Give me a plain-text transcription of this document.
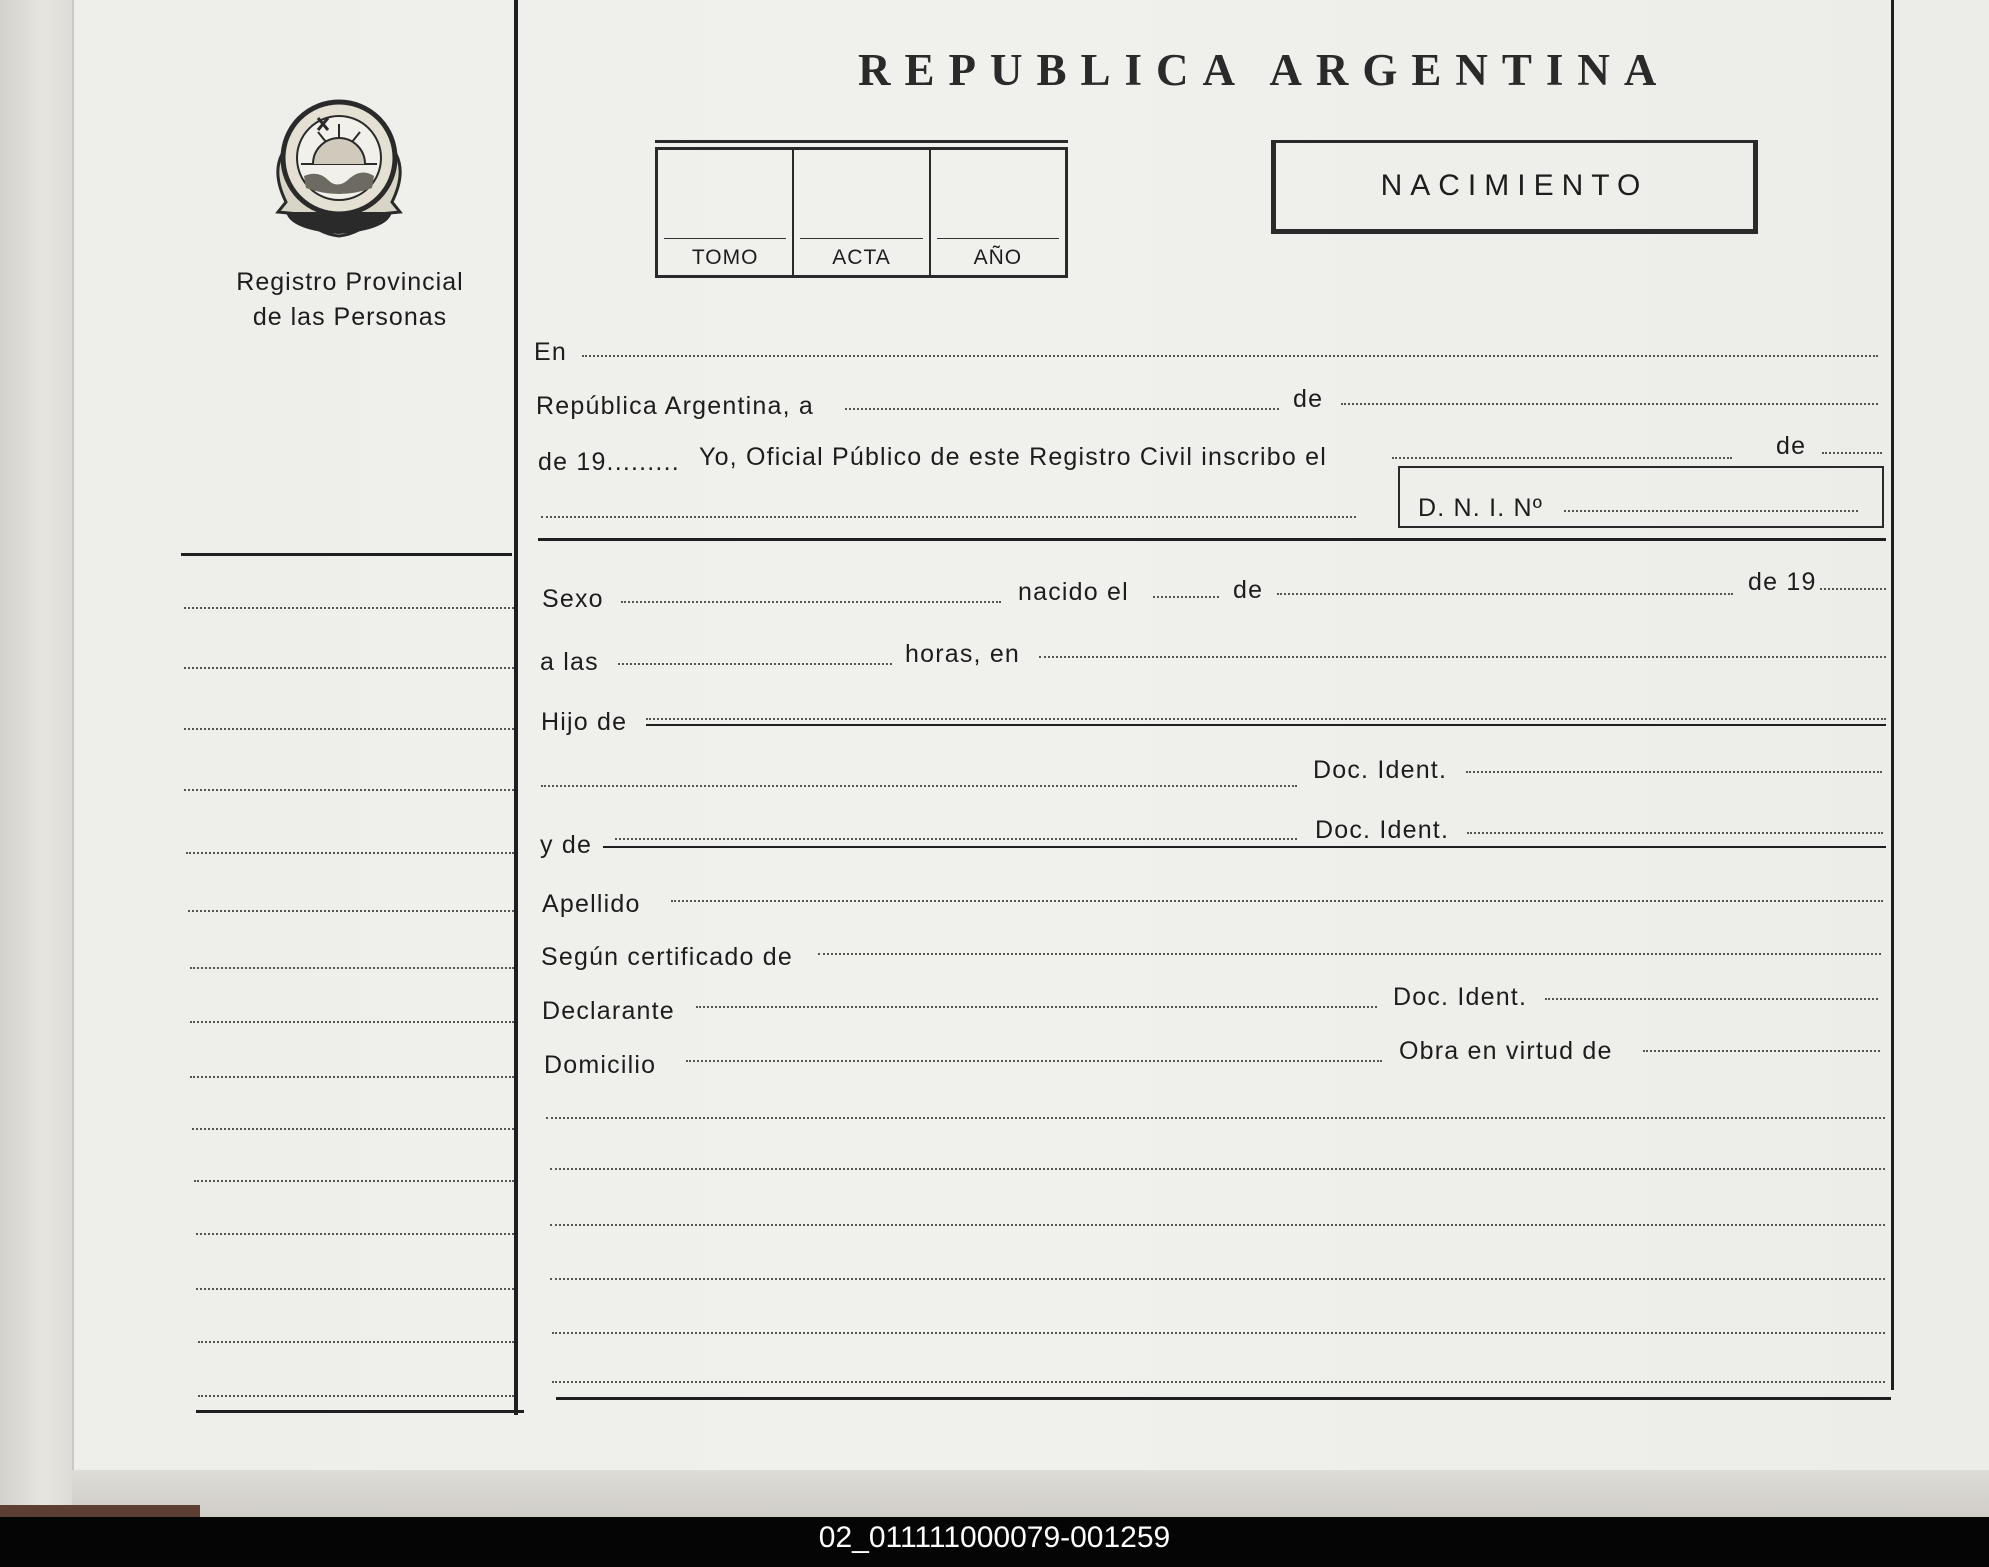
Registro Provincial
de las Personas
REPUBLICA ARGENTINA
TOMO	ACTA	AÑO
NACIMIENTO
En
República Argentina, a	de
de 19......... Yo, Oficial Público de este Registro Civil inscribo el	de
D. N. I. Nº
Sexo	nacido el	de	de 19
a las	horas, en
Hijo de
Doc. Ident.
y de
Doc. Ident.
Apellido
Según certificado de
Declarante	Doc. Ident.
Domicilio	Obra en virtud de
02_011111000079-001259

◆ ◆ ◆ ◆

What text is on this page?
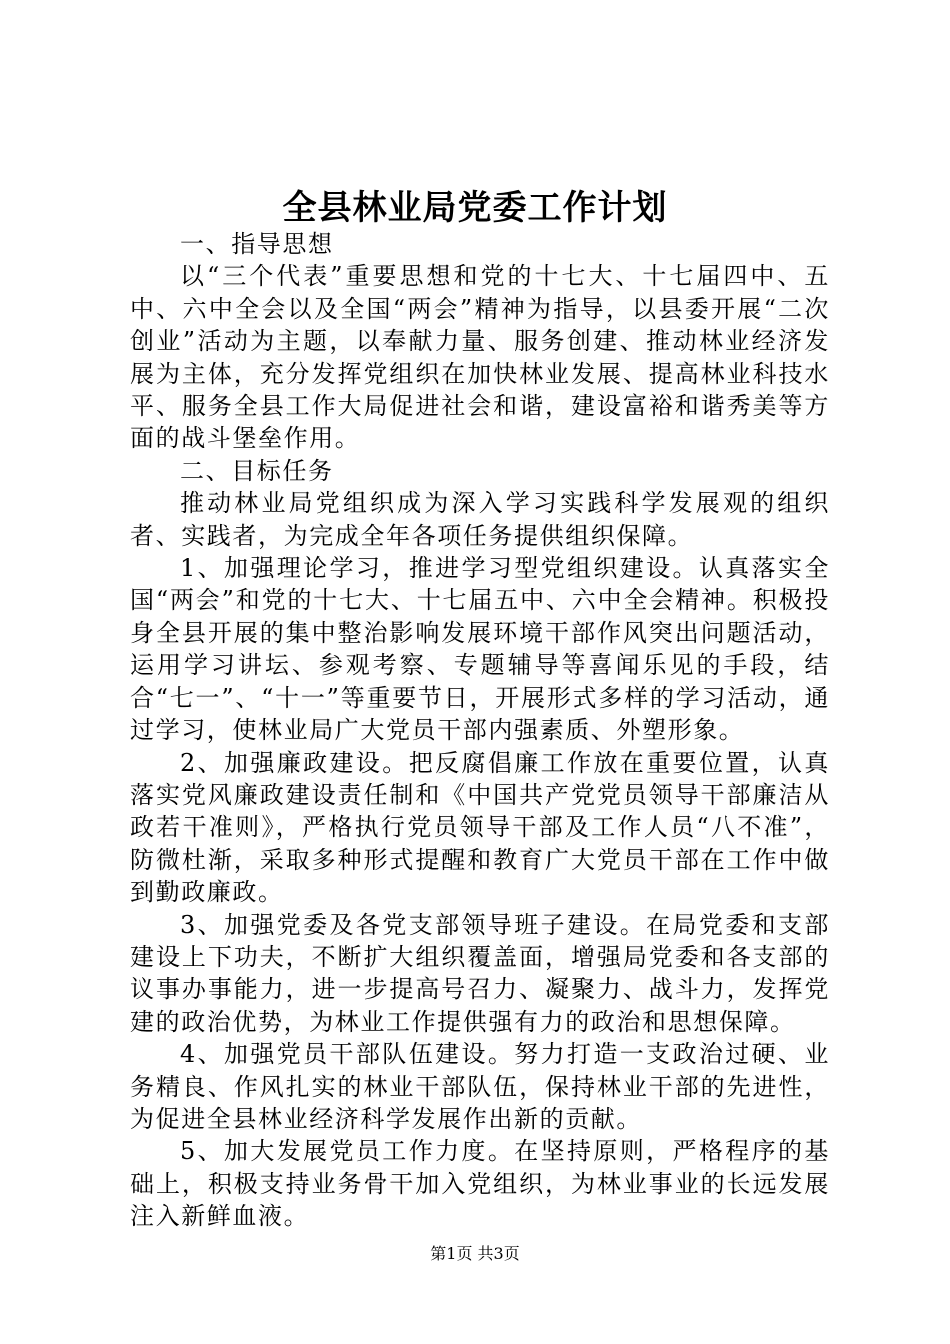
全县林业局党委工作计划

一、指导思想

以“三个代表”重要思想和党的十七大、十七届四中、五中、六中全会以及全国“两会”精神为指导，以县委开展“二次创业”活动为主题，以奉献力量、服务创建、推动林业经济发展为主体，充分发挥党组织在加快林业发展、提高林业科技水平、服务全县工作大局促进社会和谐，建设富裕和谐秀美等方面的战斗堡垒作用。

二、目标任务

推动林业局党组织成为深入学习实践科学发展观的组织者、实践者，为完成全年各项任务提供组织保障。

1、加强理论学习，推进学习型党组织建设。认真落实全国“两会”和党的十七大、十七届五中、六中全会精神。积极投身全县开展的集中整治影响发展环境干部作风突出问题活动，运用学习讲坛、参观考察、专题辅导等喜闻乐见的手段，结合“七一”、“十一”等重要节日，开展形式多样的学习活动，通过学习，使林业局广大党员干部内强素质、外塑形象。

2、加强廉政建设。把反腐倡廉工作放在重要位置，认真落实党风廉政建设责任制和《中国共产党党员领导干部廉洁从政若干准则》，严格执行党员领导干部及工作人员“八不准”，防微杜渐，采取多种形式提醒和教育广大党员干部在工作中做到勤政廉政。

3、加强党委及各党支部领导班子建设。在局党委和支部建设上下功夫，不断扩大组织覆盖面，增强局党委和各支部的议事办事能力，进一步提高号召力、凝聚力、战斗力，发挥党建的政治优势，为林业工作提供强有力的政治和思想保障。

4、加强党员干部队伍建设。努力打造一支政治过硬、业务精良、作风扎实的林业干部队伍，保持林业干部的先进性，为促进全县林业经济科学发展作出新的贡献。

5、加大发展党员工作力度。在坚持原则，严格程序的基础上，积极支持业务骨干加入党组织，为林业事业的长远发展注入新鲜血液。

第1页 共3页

◆ ◆ ◆ ◆

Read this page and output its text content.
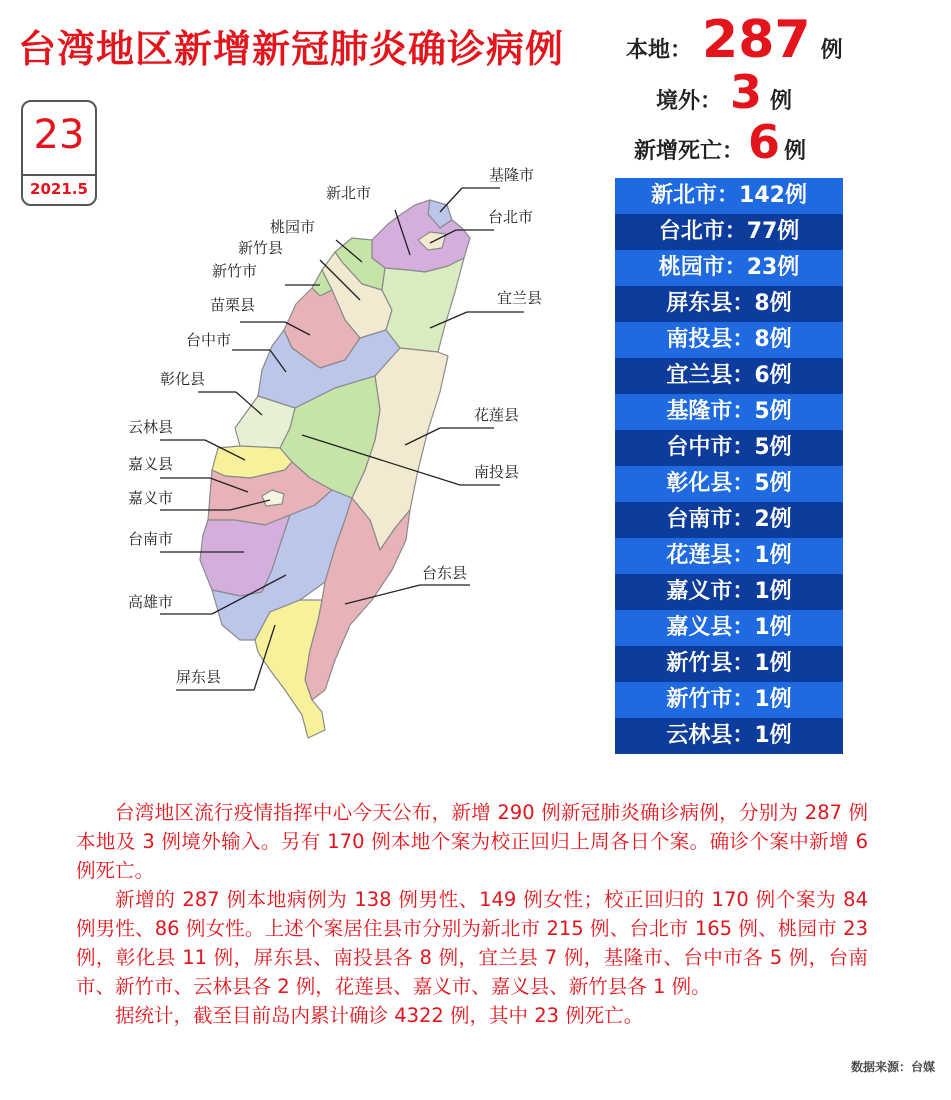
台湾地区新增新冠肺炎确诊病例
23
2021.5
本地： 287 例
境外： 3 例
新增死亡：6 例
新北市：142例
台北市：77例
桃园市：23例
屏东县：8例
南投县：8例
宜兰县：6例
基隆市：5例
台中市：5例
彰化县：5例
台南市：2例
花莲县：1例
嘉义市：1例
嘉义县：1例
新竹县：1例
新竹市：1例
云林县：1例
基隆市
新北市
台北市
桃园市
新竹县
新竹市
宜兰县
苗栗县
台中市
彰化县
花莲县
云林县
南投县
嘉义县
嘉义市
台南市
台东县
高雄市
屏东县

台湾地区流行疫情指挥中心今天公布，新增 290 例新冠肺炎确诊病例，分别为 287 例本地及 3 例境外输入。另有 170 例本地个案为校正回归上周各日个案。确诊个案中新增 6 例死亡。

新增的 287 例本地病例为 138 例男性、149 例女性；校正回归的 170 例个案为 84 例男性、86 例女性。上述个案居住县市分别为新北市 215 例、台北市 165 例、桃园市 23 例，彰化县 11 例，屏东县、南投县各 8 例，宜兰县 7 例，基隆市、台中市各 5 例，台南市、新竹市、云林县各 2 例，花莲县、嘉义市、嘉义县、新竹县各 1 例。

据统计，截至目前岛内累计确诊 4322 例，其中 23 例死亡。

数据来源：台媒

◆ ◆ ◆ ◆

Check each line of the records above for the word "text", then give the number of lines that have it, with no other words.

3